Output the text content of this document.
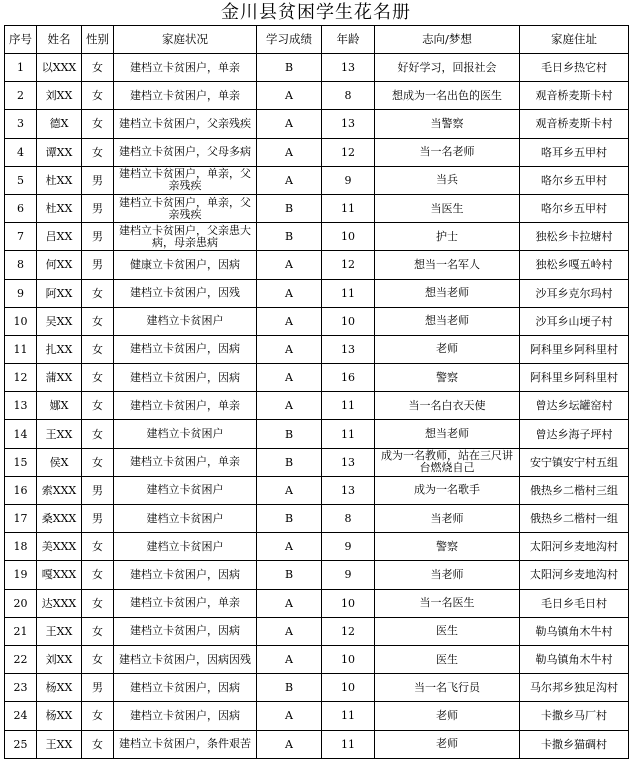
金川县贫困学生花名册
序号	姓名	性别	家庭状况	学习成绩	年龄	志向/梦想	家庭住址
1	以XXX	女	建档立卡贫困户，单亲	B	13	好好学习，回报社会	毛日乡热它村
2	刘XX	女	建档立卡贫困户，单亲	A	8	想成为一名出色的医生	观音桥麦斯卡村
3	德X	女	建档立卡贫困户，父亲残疾	A	13	当警察	观音桥麦斯卡村
4	谭XX	女	建档立卡贫困户，父母多病	A	12	当一名老师	咯耳乡五甲村
5	杜XX	男	建档立卡贫困户，单亲，父亲残疾	A	9	当兵	咯尔乡五甲村
6	杜XX	男	建档立卡贫困户，单亲，父亲残疾	B	11	当医生	咯尔乡五甲村
7	吕XX	男	建档立卡贫困户，父亲患大病，母亲患病	B	10	护士	独松乡卡拉塘村
8	何XX	男	健康立卡贫困户，因病	A	12	想当一名军人	独松乡嘎五岭村
9	阿XX	女	建档立卡贫困户，因残	A	11	想当老师	沙耳乡克尔玛村
10	吴XX	女	建档立卡贫困户	A	10	想当老师	沙耳乡山埂子村
11	扎XX	女	建档立卡贫困户，因病	A	13	老师	阿科里乡阿科里村
12	蒲XX	女	建档立卡贫困户，因病	A	16	警察	阿科里乡阿科里村
13	娜X	女	建档立卡贫困户，单亲	A	11	当一名白衣天使	曾达乡坛罐窑村
14	王XX	女	建档立卡贫困户	B	11	想当老师	曾达乡海子坪村
15	侯X	女	建档立卡贫困户，单亲	B	13	成为一名教师，站在三尺讲台燃烧自己	安宁镇安宁村五组
16	索XXX	男	建档立卡贫困户	A	13	成为一名歌手	俄热乡二楷村三组
17	桑XXX	男	建档立卡贫困户	B	8	当老师	俄热乡二楷村一组
18	美XXX	女	建档立卡贫困户	A	9	警察	太阳河乡麦地沟村
19	嘎XXX	女	建档立卡贫困户，因病	B	9	当老师	太阳河乡麦地沟村
20	达XXX	女	建档立卡贫困户，单亲	A	10	当一名医生	毛日乡毛日村
21	王XX	女	建档立卡贫困户，因病	A	12	医生	勒乌镇角木牛村
22	刘XX	女	建档立卡贫困户，因病因残	A	10	医生	勒乌镇角木牛村
23	杨XX	男	建档立卡贫困户，因病	B	10	当一名飞行员	马尔邦乡独足沟村
24	杨XX	女	建档立卡贫困户，因病	A	11	老师	卡撒乡马厂村
25	王XX	女	建档立卡贫困户，条件艰苦	A	11	老师	卡撒乡猫碉村
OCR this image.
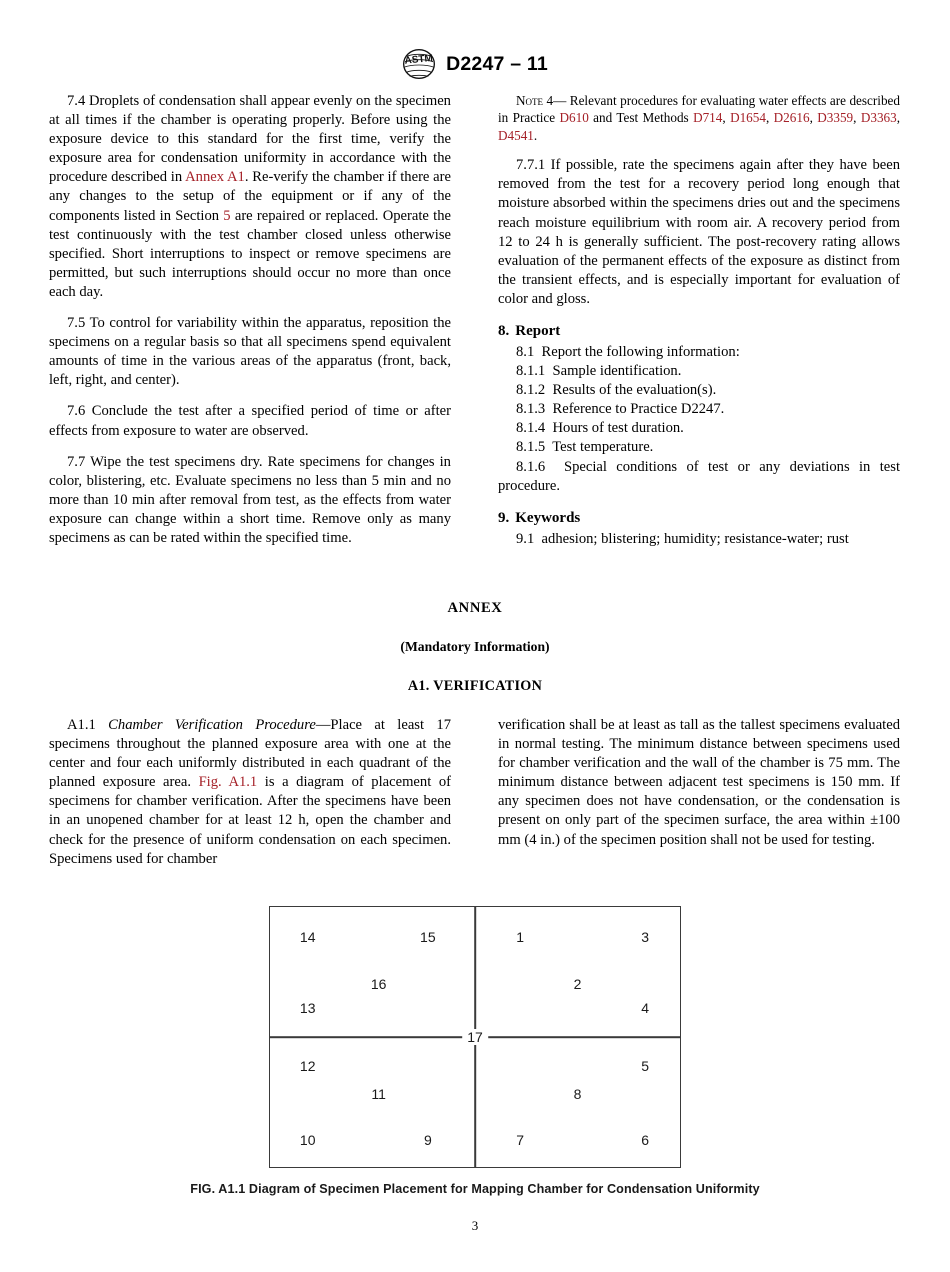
ASTM D2247 – 11

7.4 Droplets of condensation shall appear evenly on the specimen at all times if the chamber is operating properly. Before using the exposure device to this standard for the first time, verify the exposure area for condensation uniformity in accordance with the procedure described in Annex A1. Re-verify the chamber if there are any changes to the setup of the equipment or if any of the components listed in Section 5 are repaired or replaced. Operate the test continuously with the test chamber closed unless otherwise specified. Short interruptions to inspect or remove specimens are permitted, but such interruptions should occur no more than once each day.

7.5 To control for variability within the apparatus, reposition the specimens on a regular basis so that all specimens spend equivalent amounts of time in the various areas of the apparatus (front, back, left, right, and center).

7.6 Conclude the test after a specified period of time or after effects from exposure to water are observed.

7.7 Wipe the test specimens dry. Rate specimens for changes in color, blistering, etc. Evaluate specimens no less than 5 min and no more than 10 min after removal from test, as the effects from water exposure can change within a short time. Remove only as many specimens as can be rated within the specified time.

Note 4— Relevant procedures for evaluating water effects are described in Practice D610 and Test Methods D714, D1654, D2616, D3359, D3363, D4541.

7.7.1 If possible, rate the specimens again after they have been removed from the test for a recovery period long enough that moisture absorbed within the specimens dries out and the specimens reach moisture equilibrium with room air. A recovery period from 12 to 24 h is generally sufficient. The post-recovery rating allows evaluation of the permanent effects of the exposure as distinct from the transient effects, and is especially important for evaluation of color and gloss.

8. Report

8.1 Report the following information:

8.1.1 Sample identification.

8.1.2 Results of the evaluation(s).

8.1.3 Reference to Practice D2247.

8.1.4 Hours of test duration.

8.1.5 Test temperature.

8.1.6 Special conditions of test or any deviations in test procedure.

9. Keywords

9.1 adhesion; blistering; humidity; resistance-water; rust

ANNEX
(Mandatory Information)
A1. VERIFICATION

A1.1 Chamber Verification Procedure—Place at least 17 specimens throughout the planned exposure area with one at the center and four each uniformly distributed in each quadrant of the planned exposure area. Fig. A1.1 is a diagram of placement of specimens for chamber verification. After the specimens have been in an unopened chamber for at least 12 h, open the chamber and check for the presence of uniform condensation on each specimen. Specimens used for chamber

verification shall be at least as tall as the tallest specimens evaluated in normal testing. The minimum distance between specimens used for chamber verification and the wall of the chamber is 75 mm. The minimum distance between adjacent test specimens is 150 mm. If any specimen does not have condensation, or the condensation is present on only part of the specimen surface, the area within ±100 mm (4 in.) of the specimen position shall not be used for testing.

17
14	15
16
13
1	3
2
4
12
11
10	9
5
8
7	6
FIG. A1.1 Diagram of Specimen Placement for Mapping Chamber for Condensation Uniformity
3
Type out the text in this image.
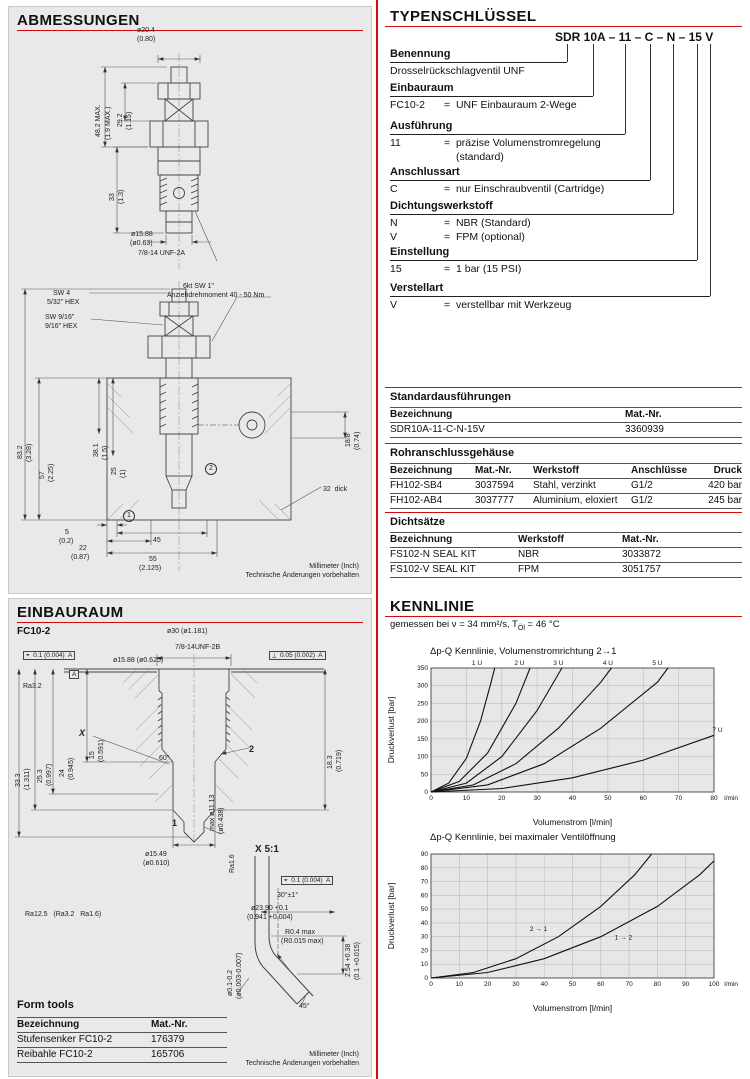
ABMESSUNGEN
ø20.4
(0.80)
48.2 MAX. (1.9 MAX.) 29.2 (1.15)
33 (1.3)
ø15.88
(ø0.63)
7/8-14 UNF-2A
SW 4
5/32" HEX
SW 9/16"
9/16" HEX
6kt SW 1"
Anziehdrehmoment 40 - 50 Nm
83.2 (3.28)
57 (2.25)
38.1 (1.5)
25 (1)
18.8 (0.74)
32  dick
5
(0.2)
22
(0.87)
45
55
(2.125)
1
2
Millimeter (Inch)
Technische Änderungen vorbehalten
EINBAURAUM
FC10-2	ø30 (ø1.181)
7/8-14UNF-2B
ø15.88 (ø0.625)
⌖  0.1 (0.004)  A	⟂  0.05 (0.002)  A
Ra3.2
A
X
33.3 (1.311) 25.3 (0.997) 24 (0.945)
15 (0.591)	60°
2
1
18.3 (0.719)
max ø11.13 (ø0.438)
ø15.49
(ø0.610)
X 5:1
Ra1.6
⌖  0.1 (0.004)  A
30°±1°
ø23.90 +0.1
(0.941 +0.004)
R0.4 max
(R0.015 max)
2.54 +0.38 (0.1 +0.015)
ø0.1-0.2 (ø0.003-0.007)
45°
Ra12.5   (Ra3.2   Ra1.6)
Form tools
Bezeichnung	Mat.-Nr.
Stufensenker FC10-2	176379
Reibahle FC10-2	165706	Millimeter (Inch)
Technische Änderungen vorbehalten
TYPENSCHLÜSSEL
SDR 10A – 11 – C – N – 15 V
Benennung
Drosselrückschlagventil UNF
Einbauraum
FC10-2 =  UNF Einbauraum 2-Wege
Ausführung
11	=  präzise Volumenstromregelung
(standard)
Anschlussart
C	=  nur Einschraubventil (Cartridge)
Dichtungswerkstoff
N	=  NBR (Standard)
V	=  FPM (optional)
Einstellung
15	=  1 bar (15 PSI)
Verstellart
V	=  verstellbar mit Werkzeug
Standardausführungen
Bezeichnung	Mat.-Nr.
SDR10A-11-C-N-15V	3360939
Rohranschlussgehäuse
Bezeichnung	Mat.-Nr.	Werkstoff	Anschlüsse	Druck
FH102-SB4	3037594	Stahl, verzinkt	G1/2	420 bar
FH102-AB4	3037777	Aluminium, eloxiert	G1/2	245 bar
Dichtsätze
Bezeichnung	Werkstoff	Mat.-Nr.
FS102-N SEAL KIT	NBR	3033872
FS102-V SEAL KIT	FPM	3051757
KENNLINIE
gemessen bei ν = 34 mm²/s, $T_{Öl} = 46$ °C
Δp-Q Kennlinie, Volumenstromrichtung 2→1
0	10	20	30	40	50	60	70	80
0
50
100
150
200
250
300
350
1 U	2 U	3 U	4 U	5 U
7 U
l/min
Volumenstrom [l/min]
Druckverlust [bar]
Δp-Q Kennlinie, bei maximaler Ventilöffnung
0	10	20	30	40	50	60	70	80	90	100
0
10
20
30
40
50
60
70
80
90
2 → 1
1 → 2
l/min
Volumenstrom [l/min]
Druckverlust [bar]
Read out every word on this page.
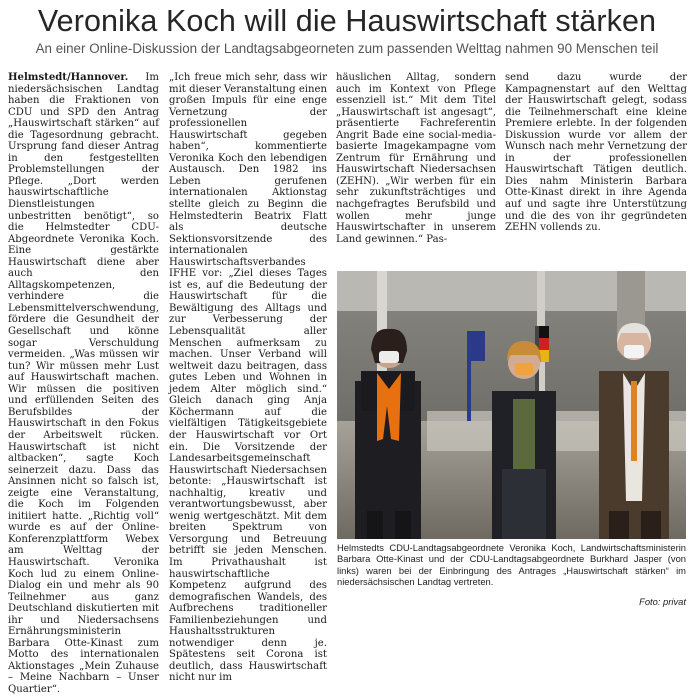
Veronika Koch will die Hauswirtschaft stärken
An einer Online-Diskussion der Landtagsabgeorneten zum passenden Welttag nahmen 90 Menschen teil

Helmstedt/Hannover. Im niedersächsischen Landtag haben die Fraktionen von CDU und SPD den Antrag „Hauswirtschaft stärken“ auf die Tagesordnung gebracht. Ursprung fand dieser Antrag in den festgestellten Problemstellungen der Pflege. „Dort werden hauswirtschaftliche Dienstleistungen unbestritten benötigt“, so die Helmstedter CDU-Abgeordnete Veronika Koch. Eine gestärkte Hauswirtschaft diene aber auch den Alltagskompetenzen, verhindere die Lebensmittelverschwendung, fördere die Gesundheit der Gesellschaft und könne sogar Verschuldung vermeiden. „Was müssen wir tun? Wir müssen mehr Lust auf Hauswirtschaft machen. Wir müssen die positiven und erfüllenden Seiten des Berufsbildes der Hauswirtschaft in den Fokus der Arbeitswelt rücken. Hauswirtschaft ist nicht altbacken“, sagte Koch seinerzeit dazu. Dass das Ansinnen nicht so falsch ist, zeigte eine Veranstaltung, die Koch im Folgenden initiiert hatte. „Richtig voll“ wurde es auf der Online-Konferenzplattform Webex am Welttag der Hauswirtschaft. Veronika Koch lud zu einem Online-Dialog ein und mehr als 90 Teilnehmer aus ganz Deutschland diskutierten mit ihr und Niedersachsens Ernährungsministerin Barbara Otte-Kinast zum Motto des internationalen Aktionstages „Mein Zuhause – Meine Nachbarn – Unser Quartier“.

„Ich freue mich sehr, dass wir mit dieser Veranstaltung einen großen Impuls für eine enge Vernetzung der professionellen Hauswirtschaft gegeben haben“, kommentierte Veronika Koch den lebendigen Austausch. Den 1982 ins Leben gerufenen internationalen Aktionstag stellte gleich zu Beginn die Helmstedterin Beatrix Flatt als deutsche Sektionsvorsitzende des internationalen Hauswirtschaftsverbandes IFHE vor: „Ziel dieses Tages ist es, auf die Bedeutung der Hauswirtschaft für die Bewältigung des Alltags und zur Verbesserung der Lebensqualität aller Menschen aufmerksam zu machen. Unser Verband will weltweit dazu beitragen, dass gutes Leben und Wohnen in jedem Alter möglich sind.“ Gleich danach ging Anja Köchermann auf die vielfältigen Tätigkeitsgebiete der Hauswirtschaft vor Ort ein. Die Vorsitzende der Landesarbeitsgemeinschaft Hauswirtschaft Niedersachsen betonte: „Hauswirtschaft ist nachhaltig, kreativ und verantwortungsbewusst, aber wenig wertgeschätzt. Mit dem breiten Spektrum von Versorgung und Betreuung betrifft sie jeden Menschen. Im Privathaushalt ist hauswirtschaftliche Kompetenz aufgrund des demografischen Wandels, des Aufbrechens traditioneller Familienbeziehungen und Haushaltsstrukturen notwendiger denn je. Spätestens seit Corona ist deutlich, dass Hauswirtschaft nicht nur im

häuslichen Alltag, sondern auch im Kontext von Pflege essenziell ist.“ Mit dem Titel „Hauswirtschaft ist angesagt“, präsentierte Fachreferentin Angrit Bade eine social-media-basierte Imagekampagne vom Zentrum für Ernährung und Hauswirtschaft Niedersachsen (ZEHN). „Wir werben für ein sehr zukunftsträchtiges und nachgefragtes Berufsbild und wollen mehr junge Hauswirtschafter in unserem Land gewinnen.“ Pas-

send dazu wurde der Kampagnenstart auf den Welttag der Hauswirtschaft gelegt, sodass die Teilnehmerschaft eine kleine Premiere erlebte. In der folgenden Diskussion wurde vor allem der Wunsch nach mehr Vernetzung der in der professionellen Hauswirtschaft Tätigen deutlich. Dies nahm Ministerin Barbara Otte-Kinast direkt in ihre Agenda auf und sagte ihre Unterstützung und die des von ihr gegründeten ZEHN vollends zu.

Helmstedts CDU-Landtagsabgeordnete Veronika Koch, Landwirtschaftsministerin Barbara Otte-Kinast und der CDU-Landtagsabgeordnete Burkhard Jasper (von links) waren bei der Einbringung des Antrages „Hauswirtschaft stärken“ im niedersächsischen Landtag vertreten.
Foto: privat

• What the exercise asks
Identify the lines above that contain the word "effects", then copy them.

• Completed task
7.6 Conclude the test after a specified period of time or after effects from exposure to water are observed.
7.7 Wipe the test specimens dry. Rate specimens for changes in color, blistering, etc. Evaluate specimens no less than 5 min and no more than 10 min after removal from test, as the effects from water exposure can change within a short time. Remove only as many specimens as can be rated within the specified time.
Note 4— Relevant procedures for evaluating water effects are described in Practice D610 and Test Methods D714, D1654, D2616, D3359, D3363, D4541.
7.7.1 If possible, rate the specimens again after they have been removed from the test for a recovery period long enough that moisture absorbed within the specimens dries out and the specimens reach moisture equilibrium with room air. A recovery period from 12 to 24 h is generally sufficient. The post-recovery rating allows evaluation of the permanent effects of the exposure as distinct from the transient effects, and is especially important for evaluation of color and gloss.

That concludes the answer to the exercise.